(Stored data)
[START]

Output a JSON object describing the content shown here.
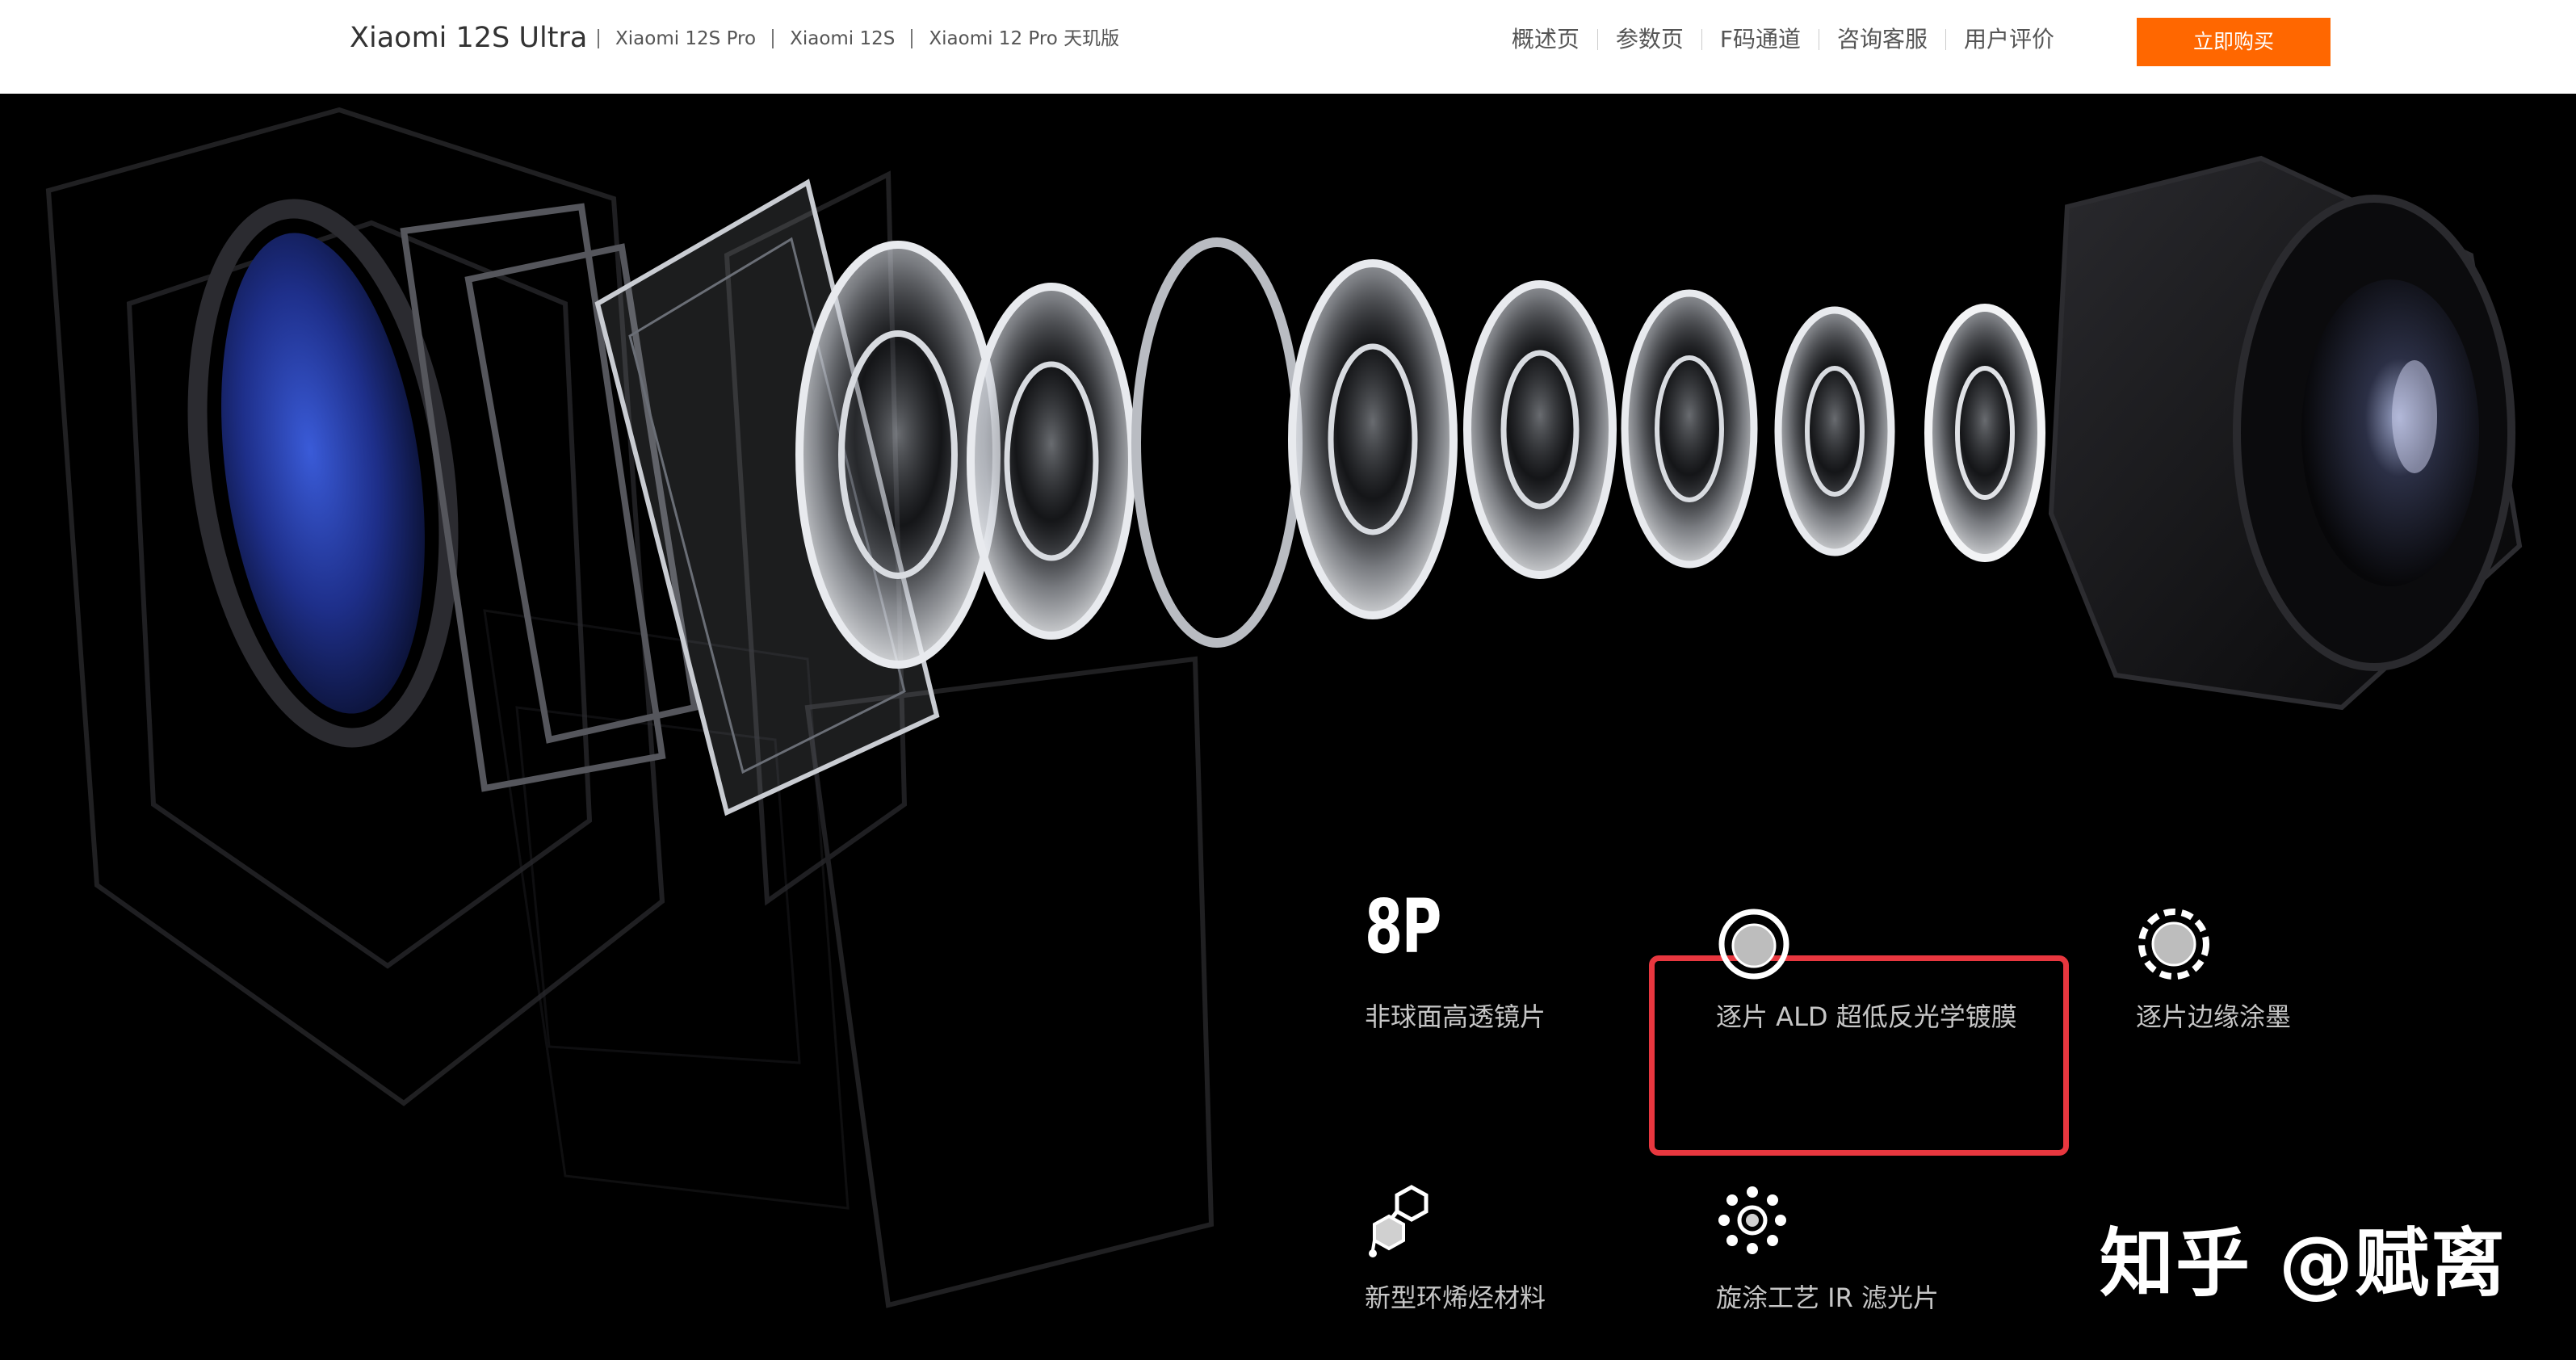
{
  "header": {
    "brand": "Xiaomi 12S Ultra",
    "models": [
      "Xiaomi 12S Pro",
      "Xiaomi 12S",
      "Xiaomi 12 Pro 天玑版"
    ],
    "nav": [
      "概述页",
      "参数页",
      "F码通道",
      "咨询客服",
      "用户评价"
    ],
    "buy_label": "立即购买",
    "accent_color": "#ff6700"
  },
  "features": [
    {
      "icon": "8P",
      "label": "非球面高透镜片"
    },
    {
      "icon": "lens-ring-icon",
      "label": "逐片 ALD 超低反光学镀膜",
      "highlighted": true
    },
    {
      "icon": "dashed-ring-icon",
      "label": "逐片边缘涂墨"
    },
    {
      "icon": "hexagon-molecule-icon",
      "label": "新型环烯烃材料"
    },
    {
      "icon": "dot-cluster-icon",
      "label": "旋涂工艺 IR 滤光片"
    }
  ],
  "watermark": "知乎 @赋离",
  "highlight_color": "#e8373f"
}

[END]

* **Exercise task**: The pictures should not appear in the copy; every other part of the records above must be returned exactly.

* **Answer below**:
Output a JSON object describing the content shown here.
{
  "header": {
    "brand": "Xiaomi 12S Ultra",
    "models": [
      "Xiaomi 12S Pro",
      "Xiaomi 12S",
      "Xiaomi 12 Pro 天玑版"
    ],
    "nav": [
      "概述页",
      "参数页",
      "F码通道",
      "咨询客服",
      "用户评价"
    ],
    "buy_label": "立即购买",
    "accent_color": "#ff6700"
  },
  "features": [
    {
      "icon": "8P",
      "label": "非球面高透镜片"
    },
    {
      "icon": "lens-ring-icon",
      "label": "逐片 ALD 超低反光学镀膜",
      "highlighted": true
    },
    {
      "icon": "dashed-ring-icon",
      "label": "逐片边缘涂墨"
    },
    {
      "icon": "hexagon-molecule-icon",
      "label": "新型环烯烃材料"
    },
    {
      "icon": "dot-cluster-icon",
      "label": "旋涂工艺 IR 滤光片"
    }
  ],
  "watermark": "知乎 @赋离",
  "highlight_color": "#e8373f"
}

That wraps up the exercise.